:: Challenges ::
1. According to the text on creativity and innovation in risk, what must Safety be prepared to do in order to be creative or innovative?
2. Extend the text on creativity and innovation in risk, starting after its final sentence.

+++ Text provided

Creativity, Discovery and Innovation in Risk

The ability to juggle ambiguity, paradox and uncertainty are essential to the creative process and innovation. Whenever I have been in a crisis and high-risk situation, and I’ve been in a few, the last thing one needs is an anxiety about certainty and control. The best innovation comes from those who can live in the dialectic, tolerate ambiguity and in-between. This is why zero ideology, being consumed with absolutes and certainty, is a recipe for anti-learning and non-innovation.

I always find it entertaining looking at safety awards and, nonsense talk in safety about ‘thought leaders’, and none of it is innovative. The fixation on certainty and that 1% safer is all just more of the same stuff. In many ways safety is not about tackling risk but is a marketing business. The question is not how we can better tackle risk or humanise risk but, how can we make more money from marketing yet another con (https://safetyrisk.net/the-safety-scam/). And, in an industry that despises critical thinking, every scam in the world is for sale. Just make sure your slogan includes the word ‘zero’.

Indeed, wherever you find zero ideology in safety there can be no learning or innovation. Zero is the ideology of stasis and no movement. And, just because the word ‘innovate’ or ‘innovation’ is used, doesn’t mean there is innovation. A classic example is the Safety Science Lab supporting zero (https://safetyrisk.net/zero-is-an-immoral-goal/). When you don’t know what to do with zero ideology, you really do have a problem (https://safetyofwork.com/episodes/ep-113-when-are-seemingly-impossible-goals-good-for-performance). If you fall for the olde binary delusion and don’t understand ethics, then wouldn’t you seek some advice???

The real challenge for Safety is; you have to be prepared to step into the unknown if you want to be creative or innovative.

++++++
+++ Extracted information

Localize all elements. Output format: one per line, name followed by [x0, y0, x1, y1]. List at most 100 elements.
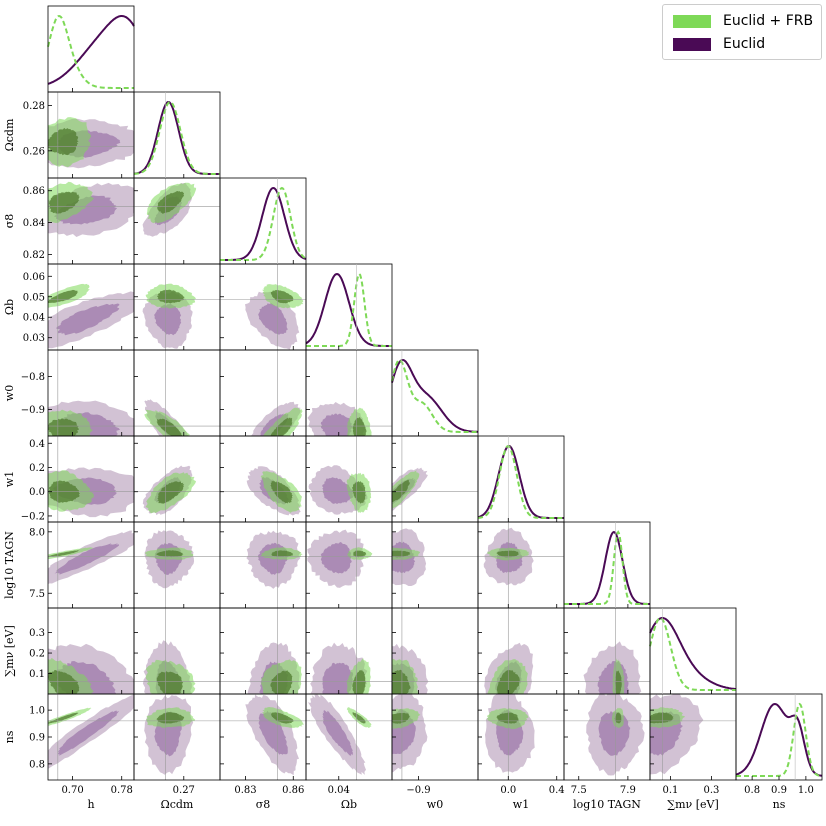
contour-1sigma-euclid-frb: [270, 289, 294, 304]
contour-group: [306, 694, 392, 780]
contour-1sigma-euclid-frb: [48, 550, 79, 557]
marginal-line-euclid-frb: [47, 14, 134, 89]
contour-group: [564, 608, 650, 694]
contour-group: [650, 694, 736, 780]
y-tick-label: 8.0: [29, 527, 45, 538]
panel-w_1-vs-Omega_b: [305, 435, 393, 523]
marginal-line-euclid-frb: [391, 358, 478, 433]
panel-n_s-vs-Omega_b: [305, 693, 393, 781]
contour-1sigma-euclid: [54, 543, 119, 575]
x-axis-label: log10 TAGN: [573, 798, 641, 811]
y-tick-label: 0.82: [23, 250, 45, 261]
y-tick-label: 0.06: [23, 272, 45, 283]
contour-1sigma-euclid-frb: [156, 671, 184, 694]
x-tick-label: 0.70: [61, 785, 83, 796]
y-tick-label: 0.2: [29, 649, 45, 660]
x-tick-label: 0.86: [282, 785, 304, 796]
panel-w_0-vs-sigma_8: [219, 349, 307, 437]
x-axis-label: w1: [513, 798, 529, 811]
contour-1sigma-euclid: [56, 303, 120, 336]
contour-group: [134, 350, 220, 436]
contour-1sigma-euclid-frb: [352, 481, 366, 504]
contour-1sigma-euclid-frb: [156, 418, 183, 436]
x-tick-label: 0.27: [173, 785, 195, 796]
contour-group: [220, 436, 306, 522]
x-tick-label: −0.9: [406, 785, 430, 796]
contour-group: [134, 522, 220, 608]
contour-group: [220, 608, 306, 694]
panel-sum_m_nu-vs-w_1: [477, 607, 565, 695]
marginal-line-euclid-frb: [306, 272, 392, 347]
contour-1sigma-euclid-frb: [157, 481, 185, 504]
x-tick-label: 0.3: [703, 785, 719, 796]
x-axis-label: σ8: [256, 798, 271, 811]
legend-swatch-purple: [673, 37, 711, 51]
marginal-line-euclid: [735, 702, 823, 777]
panel-Omega_b-vs-sigma_8: [219, 263, 307, 351]
contour-1sigma-euclid: [57, 710, 120, 756]
marginal-panel-log10_T_AGN: [563, 521, 651, 609]
contour-group: [134, 264, 220, 350]
contour-group: [48, 694, 134, 780]
marginal-line-euclid-frb: [220, 186, 307, 261]
panel-frame: [391, 349, 479, 437]
legend-entry-euclid: Euclid: [673, 33, 765, 55]
panel-log10_T_AGN-vs-Omega_b: [305, 521, 393, 609]
marginal-line-euclid: [220, 186, 307, 261]
contour-1sigma-euclid-frb: [48, 418, 79, 436]
marginal-line-euclid: [133, 100, 220, 175]
marginal-panel-w_1: [477, 435, 565, 523]
contour-group: [220, 350, 306, 436]
contour-group: [392, 694, 478, 780]
panel-sum_m_nu-vs-h: [47, 607, 135, 695]
x-tick-label: 0.9: [771, 785, 787, 796]
y-tick-label: 0.8: [29, 759, 45, 770]
y-axis-label: Ωcdm: [3, 118, 16, 151]
y-tick-label: −0.9: [21, 405, 45, 416]
contour-group: [306, 350, 392, 436]
panel-frame: [47, 5, 135, 93]
contour-group: [392, 522, 478, 608]
legend-label: Euclid: [723, 36, 766, 52]
contour-group: [134, 608, 220, 694]
contour-group: [392, 436, 478, 522]
marginal-line-euclid-frb: [736, 702, 822, 777]
x-tick-label: 7.9: [620, 785, 636, 796]
y-tick-label: 0.04: [23, 313, 45, 324]
y-tick-label: 0.28: [23, 101, 45, 112]
y-tick-label: 1.0: [29, 706, 45, 717]
panel-w_1-vs-Omega_cdm: [133, 435, 221, 523]
y-axis-label: w0: [3, 385, 16, 401]
y-axis-label: ns: [3, 730, 16, 743]
contour-1sigma-euclid: [258, 303, 288, 335]
y-tick-label: 0.26: [23, 146, 45, 157]
contour-group: [220, 694, 306, 780]
marginal-panel-Omega_cdm: [133, 91, 221, 179]
contour-group: [48, 178, 134, 264]
contour-1sigma-euclid-frb: [48, 712, 79, 724]
contour-group: [306, 522, 392, 608]
contour-1sigma-euclid-frb: [392, 550, 411, 558]
y-tick-label: 0.84: [23, 218, 45, 229]
y-axis-label: Ωb: [3, 299, 16, 315]
x-tick-label: 1.0: [798, 785, 814, 796]
contour-group: [48, 350, 134, 436]
contour-group: [478, 608, 564, 694]
marginal-panel-h: [47, 5, 135, 93]
panel-n_s-vs-w_0: [391, 693, 479, 781]
panel-log10_T_AGN-vs-w_1: [477, 521, 565, 609]
y-tick-label: 0.1: [29, 669, 45, 680]
panel-Omega_b-vs-h: [47, 263, 135, 351]
contour-group: [306, 436, 392, 522]
y-tick-label: 0.4: [29, 439, 45, 450]
y-axis-label: w1: [3, 471, 16, 487]
panel-log10_T_AGN-vs-w_0: [391, 521, 479, 609]
x-tick-label: 0.1: [663, 785, 679, 796]
contour-1sigma-euclid: [322, 477, 354, 504]
panel-log10_T_AGN-vs-Omega_cdm: [133, 521, 221, 609]
marginal-panel-sigma_8: [219, 177, 307, 265]
x-axis-label: ∑mν [eV]: [667, 798, 719, 811]
panel-frame: [219, 177, 307, 265]
panel-log10_T_AGN-vs-h: [47, 521, 135, 609]
panel-n_s-vs-h: [47, 693, 135, 781]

++++++

:: Results of the tasks ::
1. Safety must be prepared to step into the unknown.

2.
When I was involved in any crisis the experience was new, no-one involved had ever had such an experience before. Each day in the crisis was uncertain. Every decision had no predictable outcome. We worked on the probabilities but as fallible people had no crystal ball and couldn’t see the trade-offs and by-products of any decision. Prediction in anything for humans is just another scam and a fundamental denial of fallibility (https://www.humandymensions.com/product/fallibility-risk-living-uncertainty/).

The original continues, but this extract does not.